---------- Kayıtlar

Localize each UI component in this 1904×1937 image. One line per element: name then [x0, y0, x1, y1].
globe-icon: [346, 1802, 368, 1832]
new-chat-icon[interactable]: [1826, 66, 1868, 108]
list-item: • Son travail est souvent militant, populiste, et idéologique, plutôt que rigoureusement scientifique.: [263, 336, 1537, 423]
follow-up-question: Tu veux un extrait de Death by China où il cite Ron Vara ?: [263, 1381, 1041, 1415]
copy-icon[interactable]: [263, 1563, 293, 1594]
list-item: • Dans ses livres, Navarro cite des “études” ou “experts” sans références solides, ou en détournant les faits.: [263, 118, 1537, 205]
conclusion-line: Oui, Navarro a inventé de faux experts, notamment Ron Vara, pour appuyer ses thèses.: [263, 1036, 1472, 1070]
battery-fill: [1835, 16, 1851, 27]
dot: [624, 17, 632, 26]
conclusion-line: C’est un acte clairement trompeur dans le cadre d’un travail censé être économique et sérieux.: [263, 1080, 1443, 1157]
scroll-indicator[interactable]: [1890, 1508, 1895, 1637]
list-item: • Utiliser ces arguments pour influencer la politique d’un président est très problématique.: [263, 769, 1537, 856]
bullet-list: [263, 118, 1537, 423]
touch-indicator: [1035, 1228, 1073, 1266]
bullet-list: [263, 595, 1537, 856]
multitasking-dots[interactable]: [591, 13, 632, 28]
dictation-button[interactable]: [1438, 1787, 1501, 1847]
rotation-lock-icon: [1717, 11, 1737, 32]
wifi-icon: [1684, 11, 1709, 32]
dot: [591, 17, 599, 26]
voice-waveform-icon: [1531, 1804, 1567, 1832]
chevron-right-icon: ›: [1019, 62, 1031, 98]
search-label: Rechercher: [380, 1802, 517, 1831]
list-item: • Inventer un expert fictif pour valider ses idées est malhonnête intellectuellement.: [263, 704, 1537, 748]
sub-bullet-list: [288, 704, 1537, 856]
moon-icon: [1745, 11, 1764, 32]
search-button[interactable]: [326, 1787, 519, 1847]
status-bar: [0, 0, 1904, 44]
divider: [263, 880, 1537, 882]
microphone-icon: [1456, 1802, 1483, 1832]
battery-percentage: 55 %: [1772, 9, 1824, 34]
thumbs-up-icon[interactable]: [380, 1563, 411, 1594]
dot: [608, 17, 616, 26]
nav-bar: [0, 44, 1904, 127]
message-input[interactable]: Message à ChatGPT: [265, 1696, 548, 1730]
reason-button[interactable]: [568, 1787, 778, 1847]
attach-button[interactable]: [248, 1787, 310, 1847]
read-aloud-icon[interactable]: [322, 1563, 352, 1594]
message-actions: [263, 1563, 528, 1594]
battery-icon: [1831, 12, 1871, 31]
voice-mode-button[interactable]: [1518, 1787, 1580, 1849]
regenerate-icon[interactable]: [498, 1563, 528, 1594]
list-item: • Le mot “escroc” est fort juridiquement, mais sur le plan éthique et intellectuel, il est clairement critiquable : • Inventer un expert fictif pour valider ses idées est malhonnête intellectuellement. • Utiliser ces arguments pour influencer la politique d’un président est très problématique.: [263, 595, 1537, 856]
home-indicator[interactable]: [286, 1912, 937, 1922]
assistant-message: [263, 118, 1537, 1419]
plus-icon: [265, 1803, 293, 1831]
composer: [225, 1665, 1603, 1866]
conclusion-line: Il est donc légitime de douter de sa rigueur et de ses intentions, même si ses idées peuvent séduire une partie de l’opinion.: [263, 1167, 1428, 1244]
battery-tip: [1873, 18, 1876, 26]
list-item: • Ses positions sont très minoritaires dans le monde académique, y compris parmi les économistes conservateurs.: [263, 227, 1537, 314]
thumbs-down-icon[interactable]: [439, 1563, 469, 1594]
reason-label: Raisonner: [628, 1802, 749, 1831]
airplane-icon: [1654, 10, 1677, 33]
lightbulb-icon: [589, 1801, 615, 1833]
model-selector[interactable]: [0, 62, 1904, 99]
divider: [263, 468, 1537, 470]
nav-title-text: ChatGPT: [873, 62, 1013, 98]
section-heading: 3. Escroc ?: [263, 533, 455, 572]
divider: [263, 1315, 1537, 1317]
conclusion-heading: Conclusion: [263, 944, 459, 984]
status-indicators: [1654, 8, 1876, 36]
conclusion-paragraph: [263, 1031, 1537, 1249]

--------------------

Yukarıdaki kayıtların hepsini hiçbir şeyi değiştirmeden, satır satır aynen yeniden yaz.

Localize each UI component in this 1904×1937 image. One line per element: name then [x0, y0, x1, y1].
globe-icon: [346, 1802, 368, 1832]
new-chat-icon[interactable]: [1826, 66, 1868, 108]
list-item: • Son travail est souvent militant, populiste, et idéologique, plutôt que rigoureusement scientifique.: [263, 336, 1537, 423]
follow-up-question: Tu veux un extrait de Death by China où il cite Ron Vara ?: [263, 1381, 1041, 1415]
copy-icon[interactable]: [263, 1563, 293, 1594]
list-item: • Dans ses livres, Navarro cite des “études” ou “experts” sans références solides, ou en détournant les faits.: [263, 118, 1537, 205]
conclusion-line: Oui, Navarro a inventé de faux experts, notamment Ron Vara, pour appuyer ses thèses.: [263, 1036, 1472, 1070]
battery-fill: [1835, 16, 1851, 27]
dot: [624, 17, 632, 26]
conclusion-line: C’est un acte clairement trompeur dans le cadre d’un travail censé être économique et sérieux.: [263, 1080, 1443, 1157]
scroll-indicator[interactable]: [1890, 1508, 1895, 1637]
list-item: • Utiliser ces arguments pour influencer la politique d’un président est très problématique.: [263, 769, 1537, 856]
bullet-list: [263, 118, 1537, 423]
touch-indicator: [1035, 1228, 1073, 1266]
bullet-list: [263, 595, 1537, 856]
multitasking-dots[interactable]: [591, 13, 632, 28]
dictation-button[interactable]: [1438, 1787, 1501, 1847]
rotation-lock-icon: [1717, 11, 1737, 32]
wifi-icon: [1684, 11, 1709, 32]
dot: [591, 17, 599, 26]
voice-waveform-icon: [1531, 1804, 1567, 1832]
chevron-right-icon: ›: [1019, 62, 1031, 98]
search-label: Rechercher: [380, 1802, 517, 1831]
list-item: • Inventer un expert fictif pour valider ses idées est malhonnête intellectuellement.: [263, 704, 1537, 748]
sub-bullet-list: [288, 704, 1537, 856]
moon-icon: [1745, 11, 1764, 32]
search-button[interactable]: [326, 1787, 519, 1847]
status-bar: [0, 0, 1904, 44]
divider: [263, 880, 1537, 882]
microphone-icon: [1456, 1802, 1483, 1832]
battery-percentage: 55 %: [1772, 9, 1824, 34]
thumbs-up-icon[interactable]: [380, 1563, 411, 1594]
dot: [608, 17, 616, 26]
nav-bar: [0, 44, 1904, 127]
message-input[interactable]: Message à ChatGPT: [265, 1696, 548, 1730]
reason-button[interactable]: [568, 1787, 778, 1847]
attach-button[interactable]: [248, 1787, 310, 1847]
read-aloud-icon[interactable]: [322, 1563, 352, 1594]
message-actions: [263, 1563, 528, 1594]
battery-icon: [1831, 12, 1871, 31]
voice-mode-button[interactable]: [1518, 1787, 1580, 1849]
regenerate-icon[interactable]: [498, 1563, 528, 1594]
list-item: • Le mot “escroc” est fort juridiquement, mais sur le plan éthique et intellectuel, il est clairement critiquable : • Inventer un expert fictif pour valider ses idées est malhonnête intellectuellement. • Utiliser ces arguments pour influencer la politique d’un président est très problématique.: [263, 595, 1537, 856]
home-indicator[interactable]: [286, 1912, 937, 1922]
assistant-message: [263, 118, 1537, 1419]
plus-icon: [265, 1803, 293, 1831]
composer: [225, 1665, 1603, 1866]
conclusion-line: Il est donc légitime de douter de sa rigueur et de ses intentions, même si ses idées peuvent séduire une partie de l’opinion.: [263, 1167, 1428, 1244]
battery-tip: [1873, 18, 1876, 26]
list-item: • Ses positions sont très minoritaires dans le monde académique, y compris parmi les économistes conservateurs.: [263, 227, 1537, 314]
thumbs-down-icon[interactable]: [439, 1563, 469, 1594]
reason-label: Raisonner: [628, 1802, 749, 1831]
airplane-icon: [1654, 10, 1677, 33]
lightbulb-icon: [589, 1801, 615, 1833]
model-selector[interactable]: [0, 62, 1904, 99]
divider: [263, 468, 1537, 470]
nav-title-text: ChatGPT: [873, 62, 1013, 98]
section-heading: 3. Escroc ?: [263, 533, 455, 572]
divider: [263, 1315, 1537, 1317]
conclusion-heading: Conclusion: [263, 944, 459, 984]
status-indicators: [1654, 8, 1876, 36]
conclusion-paragraph: [263, 1031, 1537, 1249]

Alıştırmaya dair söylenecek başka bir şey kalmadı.